[GIVEN TASK] Collect every line below that contains the word "payoff".

[ENTRIES PROVIDED]
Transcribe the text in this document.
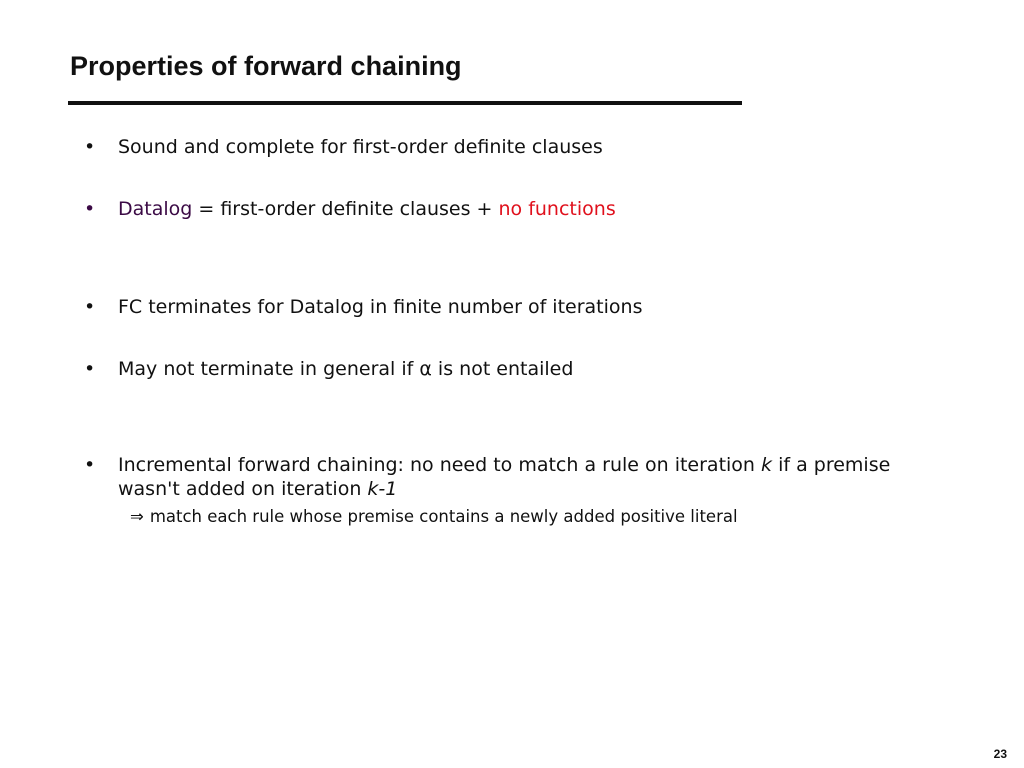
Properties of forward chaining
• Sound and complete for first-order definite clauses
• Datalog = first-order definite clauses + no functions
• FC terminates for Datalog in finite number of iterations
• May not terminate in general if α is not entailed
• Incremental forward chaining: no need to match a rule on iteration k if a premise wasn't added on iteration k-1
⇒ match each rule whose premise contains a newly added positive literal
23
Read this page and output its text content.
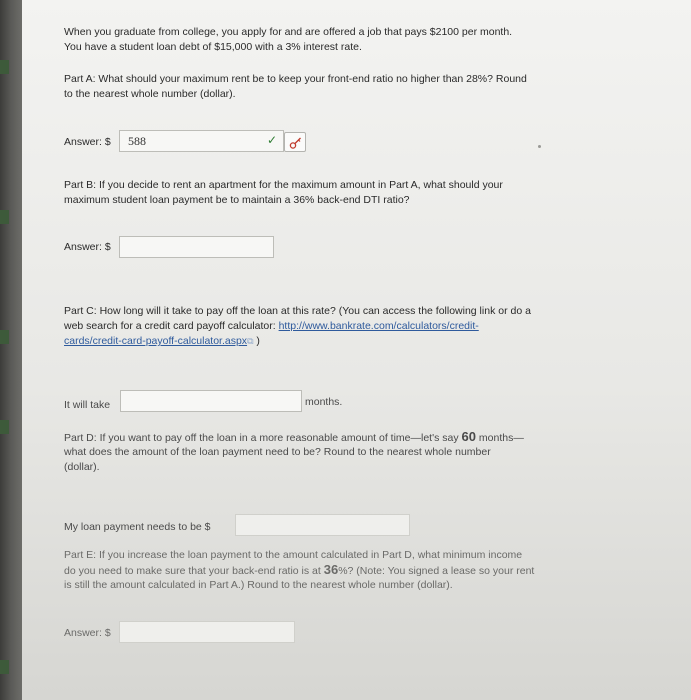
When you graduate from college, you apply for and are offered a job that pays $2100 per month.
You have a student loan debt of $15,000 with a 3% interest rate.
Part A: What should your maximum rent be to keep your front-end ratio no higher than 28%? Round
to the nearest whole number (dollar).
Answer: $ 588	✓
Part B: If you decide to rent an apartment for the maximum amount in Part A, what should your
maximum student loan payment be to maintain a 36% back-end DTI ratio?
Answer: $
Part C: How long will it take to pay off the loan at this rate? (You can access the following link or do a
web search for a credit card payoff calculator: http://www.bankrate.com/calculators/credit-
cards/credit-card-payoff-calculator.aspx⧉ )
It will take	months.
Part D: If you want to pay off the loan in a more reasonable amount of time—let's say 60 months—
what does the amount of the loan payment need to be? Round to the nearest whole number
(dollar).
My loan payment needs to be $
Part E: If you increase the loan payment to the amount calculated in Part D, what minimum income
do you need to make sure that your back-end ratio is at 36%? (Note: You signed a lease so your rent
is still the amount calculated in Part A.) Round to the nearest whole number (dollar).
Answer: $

[THE COMPLETED TASK]
web search for a credit card payoff calculator: http://www.bankrate.com/calculators/credit-
cards/credit-card-payoff-calculator.aspx⧉ )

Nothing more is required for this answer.